# [Instructions for the task]
Repeat the data that follows, word for word, without the images.

# [Entries shown]
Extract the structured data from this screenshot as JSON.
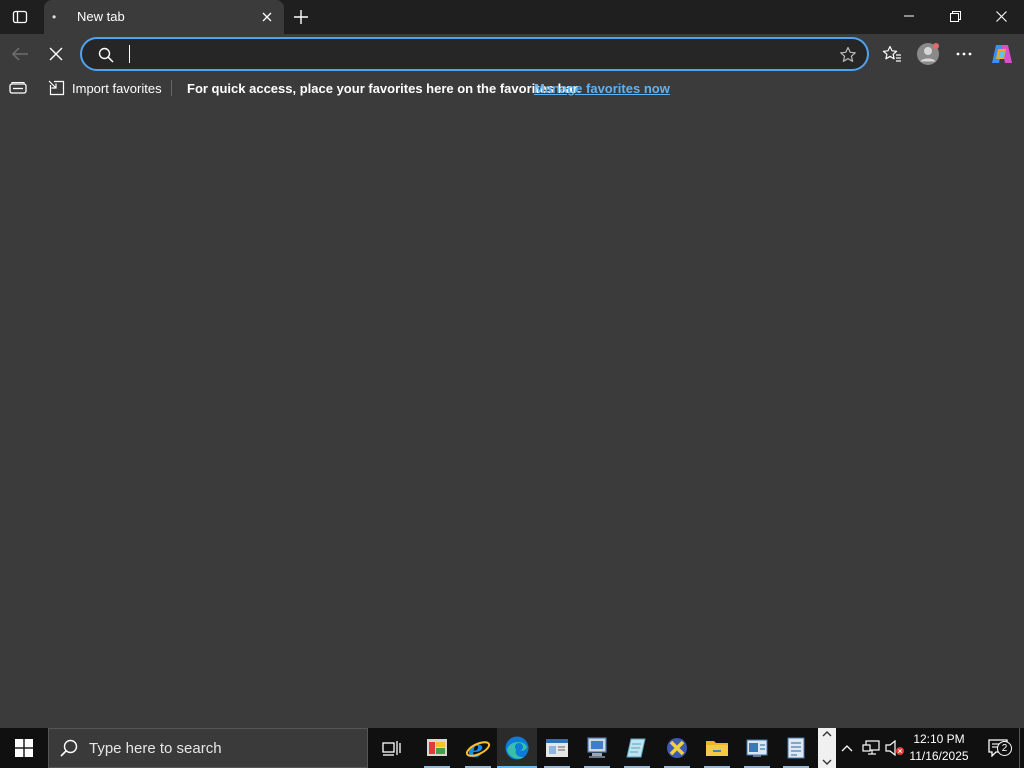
{
  "browser": {
    "tab": {
      "title": "New tab",
      "loading_dot": "•"
    },
    "address_bar": {
      "value": "",
      "placeholder": ""
    },
    "favorites_bar": {
      "import_label": "Import favorites",
      "message": "For quick access, place your favorites here on the favorites bar.",
      "manage_link": "Manage favorites now"
    },
    "icons": {
      "tab_actions": "tab-actions-icon",
      "tab_close": "close-icon",
      "new_tab": "plus-icon",
      "minimize": "minimize-icon",
      "restore": "restore-icon",
      "close_window": "close-icon",
      "back": "back-arrow-icon",
      "stop": "stop-icon",
      "search": "search-icon",
      "favorite_star": "star-icon",
      "favorites": "favorites-icon",
      "profile": "profile-icon",
      "more": "more-icon",
      "copilot": "copilot-icon"
    },
    "colors": {
      "accent": "#4fa3f0",
      "link": "#5eb3f6",
      "background": "#3b3b3b",
      "titlebar": "#1f1f1f"
    }
  },
  "taskbar": {
    "search_placeholder": "Type here to search",
    "apps": [
      {
        "name": "Task View",
        "icon": "task-view-icon"
      },
      {
        "name": "Control Panel",
        "icon": "control-panel-icon"
      },
      {
        "name": "Internet Explorer",
        "icon": "internet-explorer-icon"
      },
      {
        "name": "Microsoft Edge",
        "icon": "edge-icon",
        "active": true
      },
      {
        "name": "Window App",
        "icon": "window-app-icon"
      },
      {
        "name": "Network Monitor",
        "icon": "monitor-app-icon"
      },
      {
        "name": "Notepad",
        "icon": "notepad-icon"
      },
      {
        "name": "Tool",
        "icon": "x-tool-icon"
      },
      {
        "name": "File Explorer",
        "icon": "folder-icon"
      },
      {
        "name": "System Info",
        "icon": "system-app-icon"
      },
      {
        "name": "Document App",
        "icon": "document-app-icon"
      }
    ],
    "tray": {
      "time": "12:10 PM",
      "date": "11/16/2025",
      "notification_count": "2",
      "icons": [
        "show-hidden-icons-icon",
        "network-icon",
        "volume-muted-icon",
        "notification-icon"
      ]
    }
  }
}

# [Exercise response]
Extract the structured data from this screenshot as JSON.
{
  "browser": {
    "tab": {
      "title": "New tab",
      "loading_dot": "•"
    },
    "address_bar": {
      "value": "",
      "placeholder": ""
    },
    "favorites_bar": {
      "import_label": "Import favorites",
      "message": "For quick access, place your favorites here on the favorites bar.",
      "manage_link": "Manage favorites now"
    },
    "icons": {
      "tab_actions": "tab-actions-icon",
      "tab_close": "close-icon",
      "new_tab": "plus-icon",
      "minimize": "minimize-icon",
      "restore": "restore-icon",
      "close_window": "close-icon",
      "back": "back-arrow-icon",
      "stop": "stop-icon",
      "search": "search-icon",
      "favorite_star": "star-icon",
      "favorites": "favorites-icon",
      "profile": "profile-icon",
      "more": "more-icon",
      "copilot": "copilot-icon"
    },
    "colors": {
      "accent": "#4fa3f0",
      "link": "#5eb3f6",
      "background": "#3b3b3b",
      "titlebar": "#1f1f1f"
    }
  },
  "taskbar": {
    "search_placeholder": "Type here to search",
    "apps": [
      {
        "name": "Task View",
        "icon": "task-view-icon"
      },
      {
        "name": "Control Panel",
        "icon": "control-panel-icon"
      },
      {
        "name": "Internet Explorer",
        "icon": "internet-explorer-icon"
      },
      {
        "name": "Microsoft Edge",
        "icon": "edge-icon",
        "active": true
      },
      {
        "name": "Window App",
        "icon": "window-app-icon"
      },
      {
        "name": "Network Monitor",
        "icon": "monitor-app-icon"
      },
      {
        "name": "Notepad",
        "icon": "notepad-icon"
      },
      {
        "name": "Tool",
        "icon": "x-tool-icon"
      },
      {
        "name": "File Explorer",
        "icon": "folder-icon"
      },
      {
        "name": "System Info",
        "icon": "system-app-icon"
      },
      {
        "name": "Document App",
        "icon": "document-app-icon"
      }
    ],
    "tray": {
      "time": "12:10 PM",
      "date": "11/16/2025",
      "notification_count": "2",
      "icons": [
        "show-hidden-icons-icon",
        "network-icon",
        "volume-muted-icon",
        "notification-icon"
      ]
    }
  }
}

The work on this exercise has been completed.